▸ **Exercise**: Copy each line below in which the word "image" occurs.

▸ **Records shown**:
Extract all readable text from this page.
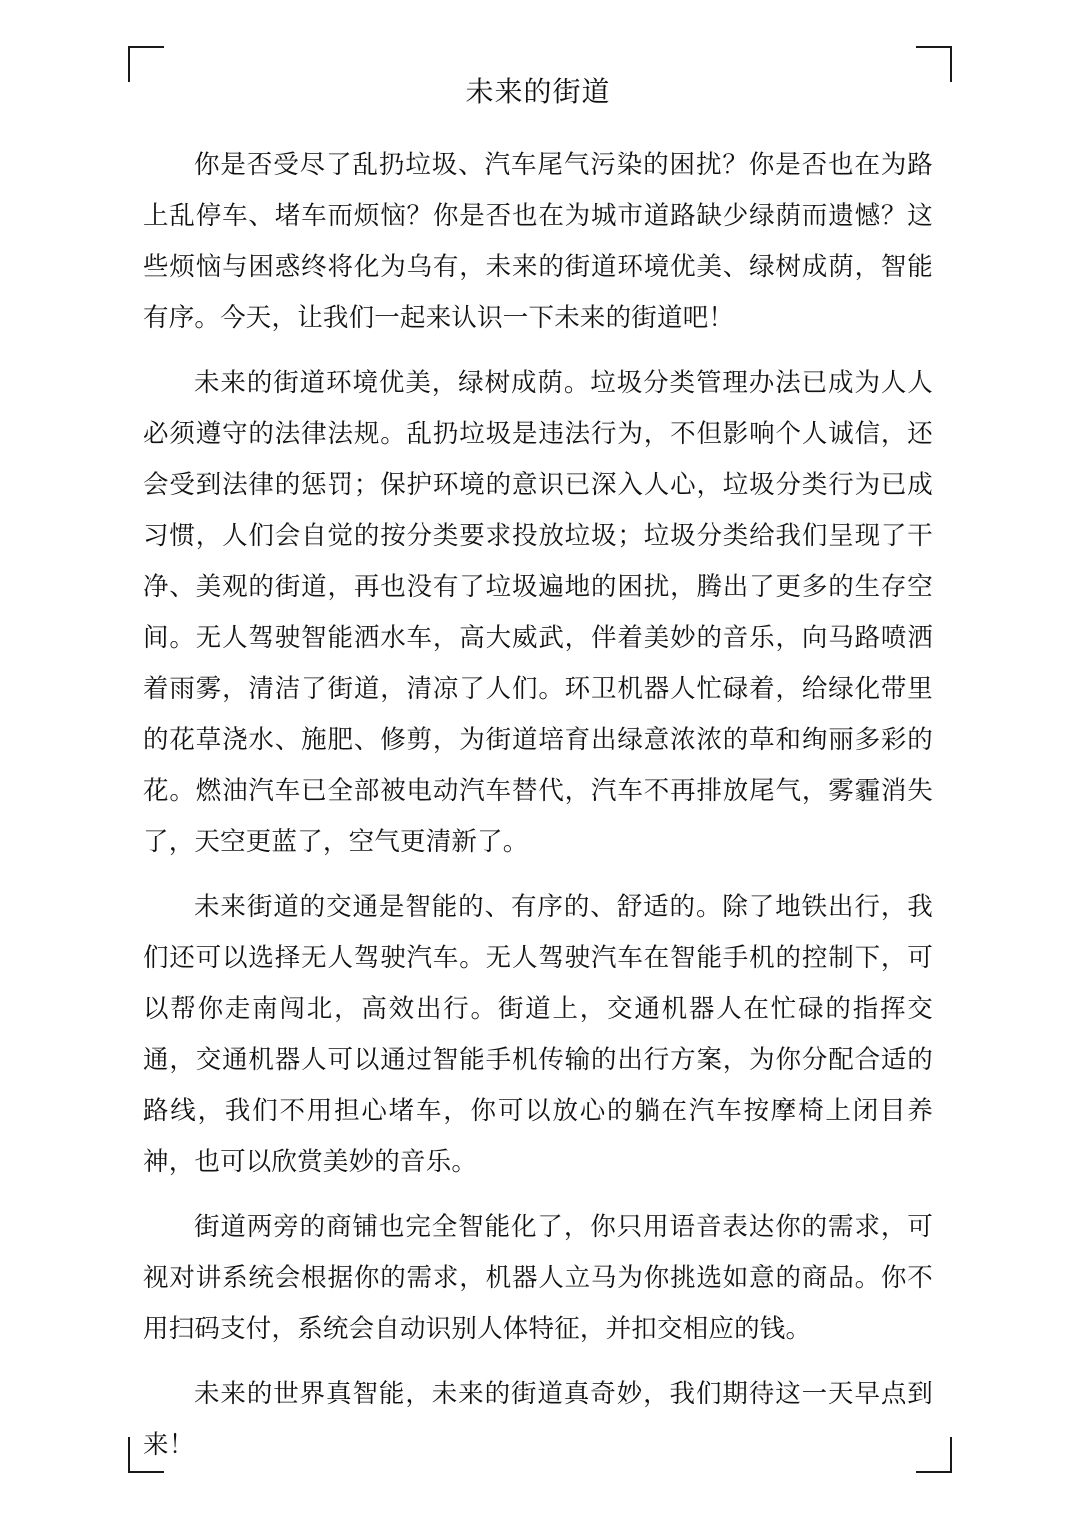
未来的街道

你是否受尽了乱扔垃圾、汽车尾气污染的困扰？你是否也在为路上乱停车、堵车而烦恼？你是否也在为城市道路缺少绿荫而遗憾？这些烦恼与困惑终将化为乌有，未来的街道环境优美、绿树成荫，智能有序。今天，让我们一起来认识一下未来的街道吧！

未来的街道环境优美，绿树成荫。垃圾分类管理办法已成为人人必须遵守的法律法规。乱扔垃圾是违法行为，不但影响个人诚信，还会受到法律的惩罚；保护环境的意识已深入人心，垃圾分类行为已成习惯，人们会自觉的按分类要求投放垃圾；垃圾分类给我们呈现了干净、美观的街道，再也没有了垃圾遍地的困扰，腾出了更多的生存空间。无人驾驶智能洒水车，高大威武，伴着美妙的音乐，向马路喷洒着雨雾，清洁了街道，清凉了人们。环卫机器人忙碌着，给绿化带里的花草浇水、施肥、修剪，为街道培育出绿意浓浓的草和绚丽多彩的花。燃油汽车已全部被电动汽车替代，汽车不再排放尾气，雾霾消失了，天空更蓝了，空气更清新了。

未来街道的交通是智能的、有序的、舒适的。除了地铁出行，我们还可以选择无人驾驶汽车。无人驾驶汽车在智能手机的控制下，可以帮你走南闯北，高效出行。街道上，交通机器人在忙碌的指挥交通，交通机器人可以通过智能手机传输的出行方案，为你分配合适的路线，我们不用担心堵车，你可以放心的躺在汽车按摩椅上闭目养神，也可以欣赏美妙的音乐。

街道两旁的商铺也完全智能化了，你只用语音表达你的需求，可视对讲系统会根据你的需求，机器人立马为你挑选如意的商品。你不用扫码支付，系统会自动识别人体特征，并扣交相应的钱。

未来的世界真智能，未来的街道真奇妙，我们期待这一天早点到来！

* * *

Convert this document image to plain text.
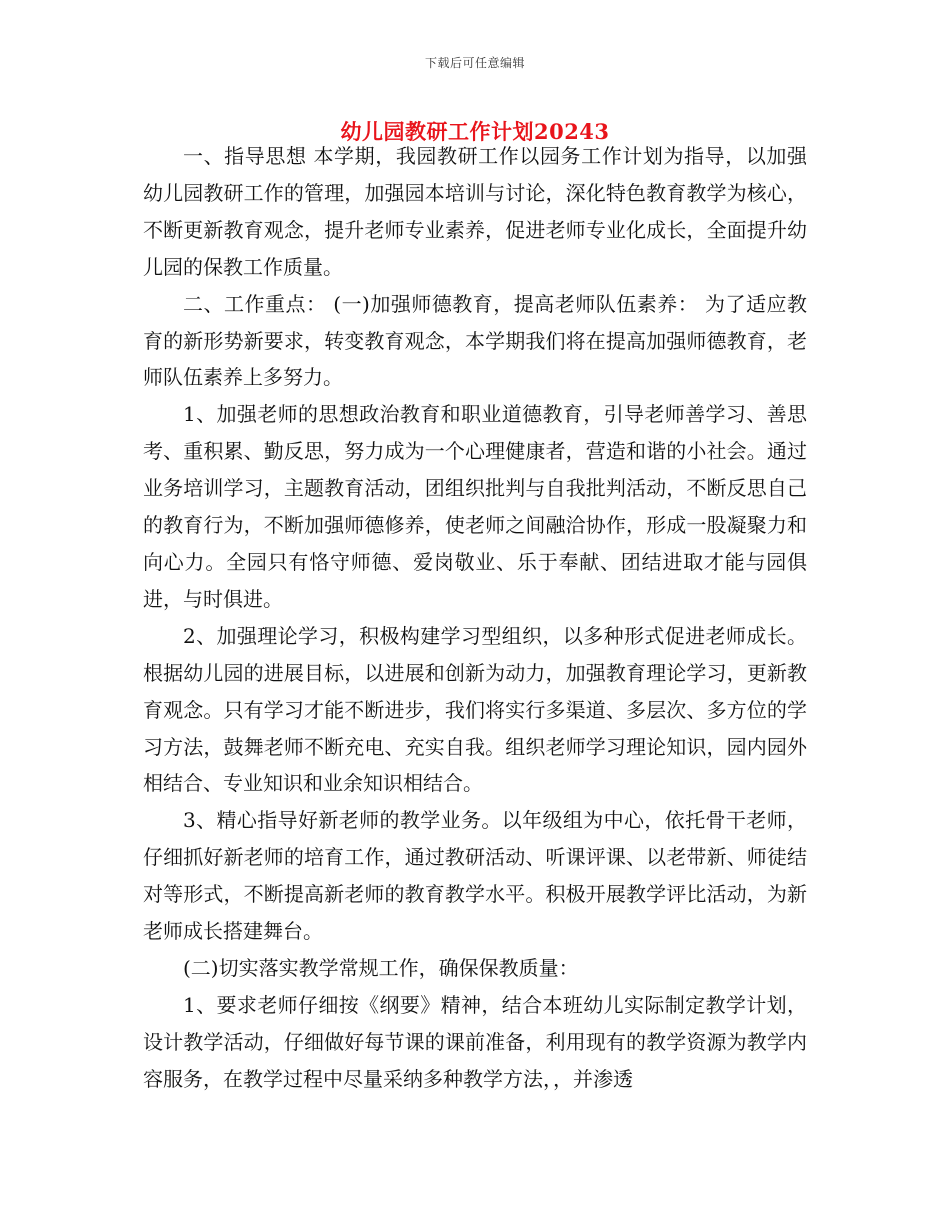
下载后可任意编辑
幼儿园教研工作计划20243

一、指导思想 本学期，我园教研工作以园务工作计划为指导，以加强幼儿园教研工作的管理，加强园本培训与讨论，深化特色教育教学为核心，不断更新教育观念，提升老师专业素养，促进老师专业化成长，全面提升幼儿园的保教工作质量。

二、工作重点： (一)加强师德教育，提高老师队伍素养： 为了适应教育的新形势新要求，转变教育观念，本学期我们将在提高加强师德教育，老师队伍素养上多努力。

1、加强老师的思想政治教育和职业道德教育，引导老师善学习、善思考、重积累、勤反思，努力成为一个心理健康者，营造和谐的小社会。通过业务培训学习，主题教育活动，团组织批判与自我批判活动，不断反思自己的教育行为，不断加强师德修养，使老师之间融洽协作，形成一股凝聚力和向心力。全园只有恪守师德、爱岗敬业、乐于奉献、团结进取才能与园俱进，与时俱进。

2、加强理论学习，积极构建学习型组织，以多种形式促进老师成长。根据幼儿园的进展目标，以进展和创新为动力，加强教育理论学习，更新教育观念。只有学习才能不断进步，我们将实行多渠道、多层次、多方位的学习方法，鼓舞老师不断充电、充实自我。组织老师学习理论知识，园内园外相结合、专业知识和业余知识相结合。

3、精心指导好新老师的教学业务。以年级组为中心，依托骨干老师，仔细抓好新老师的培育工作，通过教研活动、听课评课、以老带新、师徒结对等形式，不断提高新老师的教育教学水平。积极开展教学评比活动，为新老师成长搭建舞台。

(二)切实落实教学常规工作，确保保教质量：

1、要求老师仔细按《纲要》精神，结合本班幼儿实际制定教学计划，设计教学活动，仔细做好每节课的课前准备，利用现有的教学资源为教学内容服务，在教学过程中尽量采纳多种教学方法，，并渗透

...

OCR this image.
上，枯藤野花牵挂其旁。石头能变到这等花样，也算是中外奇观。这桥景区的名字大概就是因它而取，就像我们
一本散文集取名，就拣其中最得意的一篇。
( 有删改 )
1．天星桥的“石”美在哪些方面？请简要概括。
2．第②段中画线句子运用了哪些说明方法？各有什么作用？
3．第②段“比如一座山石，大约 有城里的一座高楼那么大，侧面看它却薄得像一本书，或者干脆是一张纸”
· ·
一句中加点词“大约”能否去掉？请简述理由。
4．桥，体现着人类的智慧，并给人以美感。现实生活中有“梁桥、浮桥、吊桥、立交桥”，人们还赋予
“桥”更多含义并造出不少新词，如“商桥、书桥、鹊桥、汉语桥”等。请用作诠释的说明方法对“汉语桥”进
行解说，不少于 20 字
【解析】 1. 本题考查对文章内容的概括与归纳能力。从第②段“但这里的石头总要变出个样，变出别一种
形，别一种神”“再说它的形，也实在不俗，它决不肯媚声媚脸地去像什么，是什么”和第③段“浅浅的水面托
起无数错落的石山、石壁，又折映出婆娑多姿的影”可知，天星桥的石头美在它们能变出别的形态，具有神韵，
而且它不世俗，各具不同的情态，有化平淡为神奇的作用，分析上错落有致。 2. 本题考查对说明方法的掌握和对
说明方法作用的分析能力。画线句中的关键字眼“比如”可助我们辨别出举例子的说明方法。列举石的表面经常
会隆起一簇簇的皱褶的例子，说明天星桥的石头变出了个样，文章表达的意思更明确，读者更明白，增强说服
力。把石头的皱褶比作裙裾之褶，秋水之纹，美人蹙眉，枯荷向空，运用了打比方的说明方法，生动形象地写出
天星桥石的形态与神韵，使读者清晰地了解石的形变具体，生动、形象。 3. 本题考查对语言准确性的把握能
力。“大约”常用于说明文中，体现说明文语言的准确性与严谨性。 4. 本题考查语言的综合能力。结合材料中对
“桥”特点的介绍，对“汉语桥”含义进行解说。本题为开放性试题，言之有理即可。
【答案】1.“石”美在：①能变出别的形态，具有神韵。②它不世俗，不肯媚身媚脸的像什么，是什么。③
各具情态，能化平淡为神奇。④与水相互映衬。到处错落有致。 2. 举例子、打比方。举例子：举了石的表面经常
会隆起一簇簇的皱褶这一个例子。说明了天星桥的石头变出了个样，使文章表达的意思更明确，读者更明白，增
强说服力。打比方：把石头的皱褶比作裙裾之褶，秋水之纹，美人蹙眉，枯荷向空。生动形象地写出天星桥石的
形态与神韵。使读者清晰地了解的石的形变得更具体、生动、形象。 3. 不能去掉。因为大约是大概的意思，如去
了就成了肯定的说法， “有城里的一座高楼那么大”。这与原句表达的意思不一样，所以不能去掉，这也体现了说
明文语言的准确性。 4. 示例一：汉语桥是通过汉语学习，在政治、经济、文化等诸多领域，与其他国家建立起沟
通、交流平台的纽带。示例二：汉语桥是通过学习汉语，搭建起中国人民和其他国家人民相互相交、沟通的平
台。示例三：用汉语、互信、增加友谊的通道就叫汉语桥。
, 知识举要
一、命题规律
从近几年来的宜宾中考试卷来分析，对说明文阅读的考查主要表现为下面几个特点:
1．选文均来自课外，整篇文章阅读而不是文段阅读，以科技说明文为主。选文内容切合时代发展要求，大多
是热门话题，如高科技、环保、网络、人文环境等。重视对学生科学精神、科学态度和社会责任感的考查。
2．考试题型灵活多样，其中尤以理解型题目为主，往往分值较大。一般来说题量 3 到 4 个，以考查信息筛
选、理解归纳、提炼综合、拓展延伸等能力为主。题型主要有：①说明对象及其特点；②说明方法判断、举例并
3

▸ **Task output**:
Convert this document image to plain text.
OCR this image.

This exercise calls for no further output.